Work to complete:
Return all of the entries exactly as written.

# Task data start

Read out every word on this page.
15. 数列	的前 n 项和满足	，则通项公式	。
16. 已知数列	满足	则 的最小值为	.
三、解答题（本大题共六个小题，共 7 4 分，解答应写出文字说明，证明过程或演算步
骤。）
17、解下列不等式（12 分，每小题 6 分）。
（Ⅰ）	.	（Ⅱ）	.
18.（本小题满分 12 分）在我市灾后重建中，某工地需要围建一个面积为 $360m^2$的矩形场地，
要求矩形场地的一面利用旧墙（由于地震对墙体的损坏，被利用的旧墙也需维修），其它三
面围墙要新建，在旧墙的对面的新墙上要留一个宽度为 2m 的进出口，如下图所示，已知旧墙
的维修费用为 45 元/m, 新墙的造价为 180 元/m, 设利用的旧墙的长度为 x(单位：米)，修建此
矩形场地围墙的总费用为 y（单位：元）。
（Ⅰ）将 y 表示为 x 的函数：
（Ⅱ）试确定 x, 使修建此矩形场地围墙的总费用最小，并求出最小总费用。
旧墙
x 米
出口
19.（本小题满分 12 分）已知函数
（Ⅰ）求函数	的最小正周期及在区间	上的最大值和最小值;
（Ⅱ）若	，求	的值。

# Task data end

Task answer:
Read out every word on this page.
15. 数列	的前 n 项和满足	，则通项公式	。
16. 已知数列	满足	则 的最小值为	.
三、解答题（本大题共六个小题，共 7 4 分，解答应写出文字说明，证明过程或演算步
骤。）
17、解下列不等式（12 分，每小题 6 分）。
（Ⅰ）	.	（Ⅱ）	.
18.（本小题满分 12 分）在我市灾后重建中，某工地需要围建一个面积为 $360m^2$的矩形场地，
要求矩形场地的一面利用旧墙（由于地震对墙体的损坏，被利用的旧墙也需维修），其它三
面围墙要新建，在旧墙的对面的新墙上要留一个宽度为 2m 的进出口，如下图所示，已知旧墙
的维修费用为 45 元/m, 新墙的造价为 180 元/m, 设利用的旧墙的长度为 x(单位：米)，修建此
矩形场地围墙的总费用为 y（单位：元）。
（Ⅰ）将 y 表示为 x 的函数：
（Ⅱ）试确定 x, 使修建此矩形场地围墙的总费用最小，并求出最小总费用。
旧墙
x 米
出口
19.（本小题满分 12 分）已知函数
（Ⅰ）求函数	的最小正周期及在区间	上的最大值和最小值;
（Ⅱ）若	，求	的值。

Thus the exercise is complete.